## Goal
In this exercise, reproduce all the entries that follow exactly.

## Stored data entries
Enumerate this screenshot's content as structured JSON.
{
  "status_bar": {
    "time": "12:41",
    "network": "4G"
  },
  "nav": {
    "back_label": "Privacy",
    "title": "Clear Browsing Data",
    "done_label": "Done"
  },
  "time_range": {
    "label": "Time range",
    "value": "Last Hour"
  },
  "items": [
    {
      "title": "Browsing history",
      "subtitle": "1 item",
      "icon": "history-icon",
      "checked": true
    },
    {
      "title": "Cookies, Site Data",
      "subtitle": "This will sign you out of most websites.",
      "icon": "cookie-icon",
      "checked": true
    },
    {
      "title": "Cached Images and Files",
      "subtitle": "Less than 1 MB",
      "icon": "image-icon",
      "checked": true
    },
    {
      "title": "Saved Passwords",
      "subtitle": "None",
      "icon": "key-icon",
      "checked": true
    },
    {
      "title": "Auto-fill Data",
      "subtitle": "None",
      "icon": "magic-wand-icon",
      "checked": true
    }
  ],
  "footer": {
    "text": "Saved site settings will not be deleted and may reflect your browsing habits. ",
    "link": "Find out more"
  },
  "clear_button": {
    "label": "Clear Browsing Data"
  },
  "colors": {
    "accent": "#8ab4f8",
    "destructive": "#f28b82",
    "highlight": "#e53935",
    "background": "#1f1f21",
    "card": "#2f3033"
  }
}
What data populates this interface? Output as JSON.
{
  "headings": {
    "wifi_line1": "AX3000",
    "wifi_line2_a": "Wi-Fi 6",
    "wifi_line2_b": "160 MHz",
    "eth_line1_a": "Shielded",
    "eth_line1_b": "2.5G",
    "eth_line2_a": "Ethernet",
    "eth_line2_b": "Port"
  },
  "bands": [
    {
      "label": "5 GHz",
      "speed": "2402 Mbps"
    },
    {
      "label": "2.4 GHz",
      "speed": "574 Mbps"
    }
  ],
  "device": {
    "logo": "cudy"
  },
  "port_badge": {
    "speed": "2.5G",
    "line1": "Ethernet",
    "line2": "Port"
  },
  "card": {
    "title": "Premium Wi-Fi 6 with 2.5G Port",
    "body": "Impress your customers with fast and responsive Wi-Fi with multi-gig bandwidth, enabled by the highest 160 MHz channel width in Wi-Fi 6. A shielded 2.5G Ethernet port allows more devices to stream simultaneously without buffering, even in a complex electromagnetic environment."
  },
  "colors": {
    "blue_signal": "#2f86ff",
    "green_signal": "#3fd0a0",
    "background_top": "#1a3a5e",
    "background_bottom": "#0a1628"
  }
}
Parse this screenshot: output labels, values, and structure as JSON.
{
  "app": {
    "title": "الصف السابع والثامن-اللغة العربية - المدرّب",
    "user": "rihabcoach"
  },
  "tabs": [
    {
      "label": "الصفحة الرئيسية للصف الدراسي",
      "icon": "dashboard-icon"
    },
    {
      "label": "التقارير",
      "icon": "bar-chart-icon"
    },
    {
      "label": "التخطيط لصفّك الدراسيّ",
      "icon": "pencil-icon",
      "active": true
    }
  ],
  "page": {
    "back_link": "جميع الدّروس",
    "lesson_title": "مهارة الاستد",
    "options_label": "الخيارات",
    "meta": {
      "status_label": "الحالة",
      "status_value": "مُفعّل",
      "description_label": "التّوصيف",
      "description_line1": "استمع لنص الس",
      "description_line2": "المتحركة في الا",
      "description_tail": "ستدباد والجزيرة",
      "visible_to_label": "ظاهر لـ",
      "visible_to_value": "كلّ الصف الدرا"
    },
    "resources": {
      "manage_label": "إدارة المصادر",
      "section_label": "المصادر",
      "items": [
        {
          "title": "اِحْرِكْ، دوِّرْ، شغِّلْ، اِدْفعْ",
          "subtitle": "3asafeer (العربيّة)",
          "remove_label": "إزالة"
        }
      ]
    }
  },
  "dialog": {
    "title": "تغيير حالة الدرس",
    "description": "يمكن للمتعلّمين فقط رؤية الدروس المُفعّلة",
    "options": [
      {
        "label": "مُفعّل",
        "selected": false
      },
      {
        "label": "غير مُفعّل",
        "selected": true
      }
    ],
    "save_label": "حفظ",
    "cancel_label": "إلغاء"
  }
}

## Task response
Enumerate this screenshot's content as structured JSON.
{
  "status_bar": {
    "time": "12:41",
    "network": "4G"
  },
  "nav": {
    "back_label": "Privacy",
    "title": "Clear Browsing Data",
    "done_label": "Done"
  },
  "time_range": {
    "label": "Time range",
    "value": "Last Hour"
  },
  "items": [
    {
      "title": "Browsing history",
      "subtitle": "1 item",
      "icon": "history-icon",
      "checked": true
    },
    {
      "title": "Cookies, Site Data",
      "subtitle": "This will sign you out of most websites.",
      "icon": "cookie-icon",
      "checked": true
    },
    {
      "title": "Cached Images and Files",
      "subtitle": "Less than 1 MB",
      "icon": "image-icon",
      "checked": true
    },
    {
      "title": "Saved Passwords",
      "subtitle": "None",
      "icon": "key-icon",
      "checked": true
    },
    {
      "title": "Auto-fill Data",
      "subtitle": "None",
      "icon": "magic-wand-icon",
      "checked": true
    }
  ],
  "footer": {
    "text": "Saved site settings will not be deleted and may reflect your browsing habits. ",
    "link": "Find out more"
  },
  "clear_button": {
    "label": "Clear Browsing Data"
  },
  "colors": {
    "accent": "#8ab4f8",
    "destructive": "#f28b82",
    "highlight": "#e53935",
    "background": "#1f1f21",
    "card": "#2f3033"
  }
}
What data populates this interface? Output as JSON.
{
  "headings": {
    "wifi_line1": "AX3000",
    "wifi_line2_a": "Wi-Fi 6",
    "wifi_line2_b": "160 MHz",
    "eth_line1_a": "Shielded",
    "eth_line1_b": "2.5G",
    "eth_line2_a": "Ethernet",
    "eth_line2_b": "Port"
  },
  "bands": [
    {
      "label": "5 GHz",
      "speed": "2402 Mbps"
    },
    {
      "label": "2.4 GHz",
      "speed": "574 Mbps"
    }
  ],
  "device": {
    "logo": "cudy"
  },
  "port_badge": {
    "speed": "2.5G",
    "line1": "Ethernet",
    "line2": "Port"
  },
  "card": {
    "title": "Premium Wi-Fi 6 with 2.5G Port",
    "body": "Impress your customers with fast and responsive Wi-Fi with multi-gig bandwidth, enabled by the highest 160 MHz channel width in Wi-Fi 6. A shielded 2.5G Ethernet port allows more devices to stream simultaneously without buffering, even in a complex electromagnetic environment."
  },
  "colors": {
    "blue_signal": "#2f86ff",
    "green_signal": "#3fd0a0",
    "background_top": "#1a3a5e",
    "background_bottom": "#0a1628"
  }
}
Parse this screenshot: output labels, values, and structure as JSON.
{
  "app": {
    "title": "الصف السابع والثامن-اللغة العربية - المدرّب",
    "user": "rihabcoach"
  },
  "tabs": [
    {
      "label": "الصفحة الرئيسية للصف الدراسي",
      "icon": "dashboard-icon"
    },
    {
      "label": "التقارير",
      "icon": "bar-chart-icon"
    },
    {
      "label": "التخطيط لصفّك الدراسيّ",
      "icon": "pencil-icon",
      "active": true
    }
  ],
  "page": {
    "back_link": "جميع الدّروس",
    "lesson_title": "مهارة الاستد",
    "options_label": "الخيارات",
    "meta": {
      "status_label": "الحالة",
      "status_value": "مُفعّل",
      "description_label": "التّوصيف",
      "description_line1": "استمع لنص الس",
      "description_line2": "المتحركة في الا",
      "description_tail": "ستدباد والجزيرة",
      "visible_to_label": "ظاهر لـ",
      "visible_to_value": "كلّ الصف الدرا"
    },
    "resources": {
      "manage_label": "إدارة المصادر",
      "section_label": "المصادر",
      "items": [
        {
          "title": "اِحْرِكْ، دوِّرْ، شغِّلْ، اِدْفعْ",
          "subtitle": "3asafeer (العربيّة)",
          "remove_label": "إزالة"
        }
      ]
    }
  },
  "dialog": {
    "title": "تغيير حالة الدرس",
    "description": "يمكن للمتعلّمين فقط رؤية الدروس المُفعّلة",
    "options": [
      {
        "label": "مُفعّل",
        "selected": false
      },
      {
        "label": "غير مُفعّل",
        "selected": true
      }
    ],
    "save_label": "حفظ",
    "cancel_label": "إلغاء"
  }
}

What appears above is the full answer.